- [Data to use]:
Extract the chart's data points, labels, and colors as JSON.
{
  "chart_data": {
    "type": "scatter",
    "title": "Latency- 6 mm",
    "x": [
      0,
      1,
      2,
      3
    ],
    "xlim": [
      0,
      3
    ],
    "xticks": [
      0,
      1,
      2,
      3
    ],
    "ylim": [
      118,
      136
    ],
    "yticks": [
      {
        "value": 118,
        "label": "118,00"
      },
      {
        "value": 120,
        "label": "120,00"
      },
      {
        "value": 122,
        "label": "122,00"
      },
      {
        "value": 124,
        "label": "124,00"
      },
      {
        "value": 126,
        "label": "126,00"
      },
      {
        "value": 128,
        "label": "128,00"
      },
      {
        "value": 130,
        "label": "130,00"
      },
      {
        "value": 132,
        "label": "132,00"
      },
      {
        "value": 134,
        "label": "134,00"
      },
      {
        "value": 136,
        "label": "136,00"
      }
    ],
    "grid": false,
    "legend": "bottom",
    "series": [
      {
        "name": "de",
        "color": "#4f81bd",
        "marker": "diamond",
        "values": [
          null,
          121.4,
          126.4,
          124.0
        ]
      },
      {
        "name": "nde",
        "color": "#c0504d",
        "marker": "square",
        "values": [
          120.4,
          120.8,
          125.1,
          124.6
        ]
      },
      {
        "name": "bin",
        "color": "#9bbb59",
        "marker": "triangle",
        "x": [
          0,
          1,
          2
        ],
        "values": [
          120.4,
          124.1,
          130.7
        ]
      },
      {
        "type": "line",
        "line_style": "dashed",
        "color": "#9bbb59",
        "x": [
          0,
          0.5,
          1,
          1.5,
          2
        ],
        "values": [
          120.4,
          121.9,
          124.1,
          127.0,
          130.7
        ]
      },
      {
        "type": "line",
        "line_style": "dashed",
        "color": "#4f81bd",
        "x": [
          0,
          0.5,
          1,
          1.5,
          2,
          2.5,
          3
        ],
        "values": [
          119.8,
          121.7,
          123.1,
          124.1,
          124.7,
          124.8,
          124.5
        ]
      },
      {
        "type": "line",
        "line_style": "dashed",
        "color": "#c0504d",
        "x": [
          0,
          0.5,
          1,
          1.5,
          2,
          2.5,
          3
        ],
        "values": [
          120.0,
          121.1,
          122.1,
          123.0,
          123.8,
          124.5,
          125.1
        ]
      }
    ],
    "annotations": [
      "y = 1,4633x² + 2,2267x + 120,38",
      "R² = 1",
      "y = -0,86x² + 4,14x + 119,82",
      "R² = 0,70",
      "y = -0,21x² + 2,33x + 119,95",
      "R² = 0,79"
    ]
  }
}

- [The task]: Transcribe the full listing above without leaving anything out.

- [Output of the task]:
Extract the chart's data points, labels, and colors as JSON.
{
  "chart_data": {
    "type": "scatter",
    "title": "Latency- 6 mm",
    "x": [
      0,
      1,
      2,
      3
    ],
    "xlim": [
      0,
      3
    ],
    "xticks": [
      0,
      1,
      2,
      3
    ],
    "ylim": [
      118,
      136
    ],
    "yticks": [
      {
        "value": 118,
        "label": "118,00"
      },
      {
        "value": 120,
        "label": "120,00"
      },
      {
        "value": 122,
        "label": "122,00"
      },
      {
        "value": 124,
        "label": "124,00"
      },
      {
        "value": 126,
        "label": "126,00"
      },
      {
        "value": 128,
        "label": "128,00"
      },
      {
        "value": 130,
        "label": "130,00"
      },
      {
        "value": 132,
        "label": "132,00"
      },
      {
        "value": 134,
        "label": "134,00"
      },
      {
        "value": 136,
        "label": "136,00"
      }
    ],
    "grid": false,
    "legend": "bottom",
    "series": [
      {
        "name": "de",
        "color": "#4f81bd",
        "marker": "diamond",
        "values": [
          null,
          121.4,
          126.4,
          124.0
        ]
      },
      {
        "name": "nde",
        "color": "#c0504d",
        "marker": "square",
        "values": [
          120.4,
          120.8,
          125.1,
          124.6
        ]
      },
      {
        "name": "bin",
        "color": "#9bbb59",
        "marker": "triangle",
        "x": [
          0,
          1,
          2
        ],
        "values": [
          120.4,
          124.1,
          130.7
        ]
      },
      {
        "type": "line",
        "line_style": "dashed",
        "color": "#9bbb59",
        "x": [
          0,
          0.5,
          1,
          1.5,
          2
        ],
        "values": [
          120.4,
          121.9,
          124.1,
          127.0,
          130.7
        ]
      },
      {
        "type": "line",
        "line_style": "dashed",
        "color": "#4f81bd",
        "x": [
          0,
          0.5,
          1,
          1.5,
          2,
          2.5,
          3
        ],
        "values": [
          119.8,
          121.7,
          123.1,
          124.1,
          124.7,
          124.8,
          124.5
        ]
      },
      {
        "type": "line",
        "line_style": "dashed",
        "color": "#c0504d",
        "x": [
          0,
          0.5,
          1,
          1.5,
          2,
          2.5,
          3
        ],
        "values": [
          120.0,
          121.1,
          122.1,
          123.0,
          123.8,
          124.5,
          125.1
        ]
      }
    ],
    "annotations": [
      "y = 1,4633x² + 2,2267x + 120,38",
      "R² = 1",
      "y = -0,86x² + 4,14x + 119,82",
      "R² = 0,70",
      "y = -0,21x² + 2,33x + 119,95",
      "R² = 0,79"
    ]
  }
}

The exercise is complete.